Present every line in which the string "ylabel" appears.

* begin *

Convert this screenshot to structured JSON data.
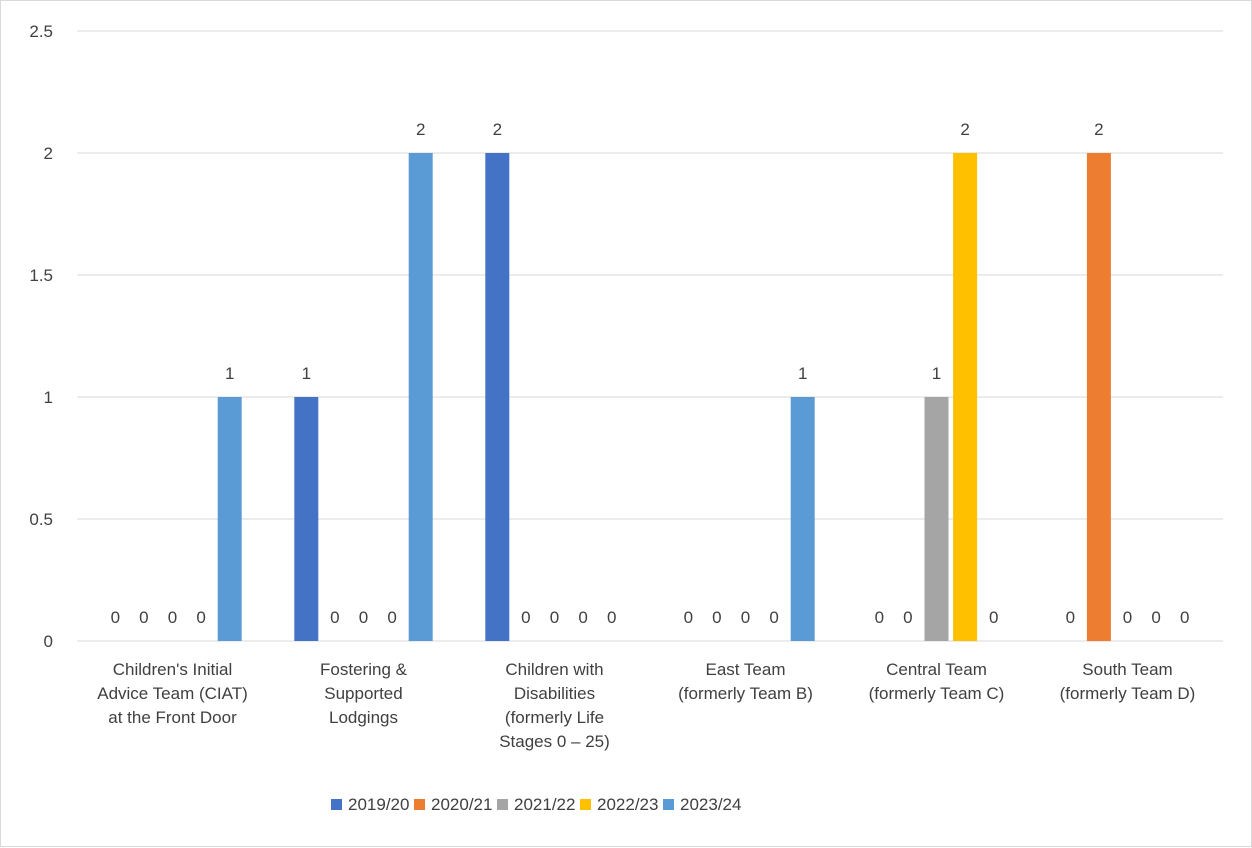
{
  "chart_data": {
    "type": "bar",
    "title": "",
    "xlabel": "",
    "ylabel": "",
    "ylim": [
      0,
      2.5
    ],
    "yticks": [
      "0",
      "0.5",
      "1",
      "1.5",
      "2",
      "2.5"
    ],
    "grid": true,
    "legend_position": "bottom",
    "categories": [
      [
        "Children's Initial",
        "Advice Team (CIAT)",
        "at the Front Door"
      ],
      [
        "Fostering &",
        "Supported",
        "Lodgings"
      ],
      [
        "Children with",
        "Disabilities",
        "(formerly Life",
        "Stages 0 – 25)"
      ],
      [
        "East Team",
        "(formerly Team B)"
      ],
      [
        "Central Team",
        "(formerly Team C)"
      ],
      [
        "South Team",
        "(formerly Team D)"
      ]
    ],
    "series": [
      {
        "name": "2019/20",
        "color": "#4472C4",
        "values": [
          0,
          1,
          2,
          0,
          0,
          0
        ]
      },
      {
        "name": "2020/21",
        "color": "#ED7D31",
        "values": [
          0,
          0,
          0,
          0,
          0,
          2
        ]
      },
      {
        "name": "2021/22",
        "color": "#A5A5A5",
        "values": [
          0,
          0,
          0,
          0,
          1,
          0
        ]
      },
      {
        "name": "2022/23",
        "color": "#FFC000",
        "values": [
          0,
          0,
          0,
          0,
          2,
          0
        ]
      },
      {
        "name": "2023/24",
        "color": "#5B9BD5",
        "values": [
          1,
          2,
          0,
          1,
          0,
          0
        ]
      }
    ]
  }
}
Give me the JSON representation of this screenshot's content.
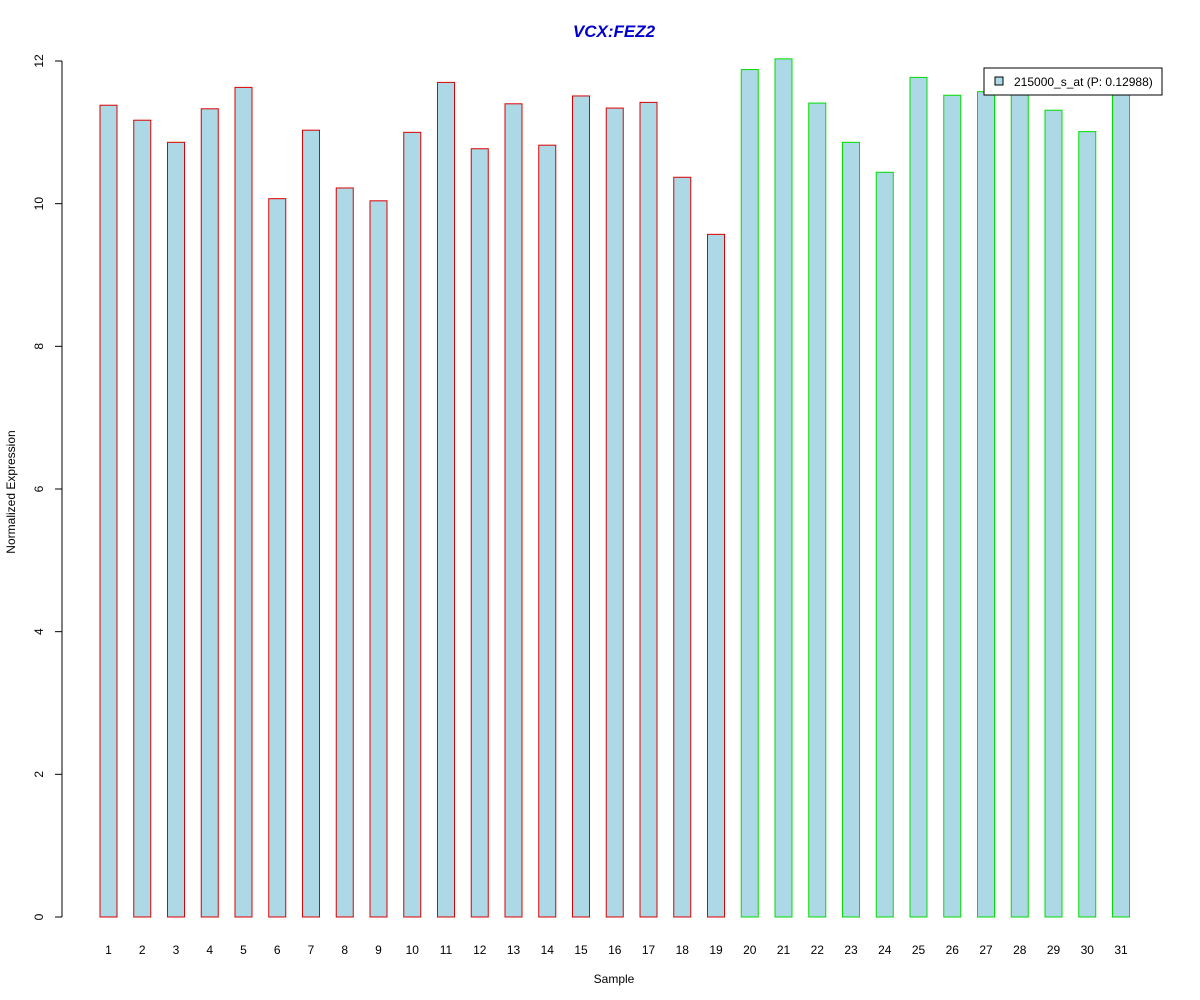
{
  "chart_data": {
    "type": "bar",
    "title": "VCX:FEZ2",
    "xlabel": "Sample",
    "ylabel": "Normalized Expression",
    "ylim": [
      0,
      12
    ],
    "yticks": [
      "0",
      "2",
      "4",
      "6",
      "8",
      "10",
      "12"
    ],
    "categories": [
      "1",
      "2",
      "3",
      "4",
      "5",
      "6",
      "7",
      "8",
      "9",
      "10",
      "11",
      "12",
      "13",
      "14",
      "15",
      "16",
      "17",
      "18",
      "19",
      "20",
      "21",
      "22",
      "23",
      "24",
      "25",
      "26",
      "27",
      "28",
      "29",
      "30",
      "31"
    ],
    "series": [
      {
        "name": "215000_s_at (P: 0.12988)",
        "values": [
          11.38,
          11.17,
          10.86,
          11.33,
          11.63,
          10.07,
          11.03,
          10.22,
          10.04,
          11.0,
          11.7,
          10.77,
          11.4,
          10.82,
          11.51,
          11.34,
          11.42,
          10.37,
          9.57,
          11.88,
          12.03,
          11.41,
          10.86,
          10.44,
          11.77,
          11.52,
          11.57,
          11.55,
          11.31,
          11.01,
          11.56
        ]
      }
    ],
    "groups": [
      {
        "from": 1,
        "to": 19,
        "border_color": "#dd0000"
      },
      {
        "from": 20,
        "to": 31,
        "border_color": "#00dd00"
      }
    ],
    "bar_fill": "#add8e6",
    "title_color": "#0000cc",
    "grid": false,
    "legend_position": "top-right"
  }
}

* end *

* **IN RESPONSE**
    "ylabel": "",
    "ylabel": "Normalized Expression",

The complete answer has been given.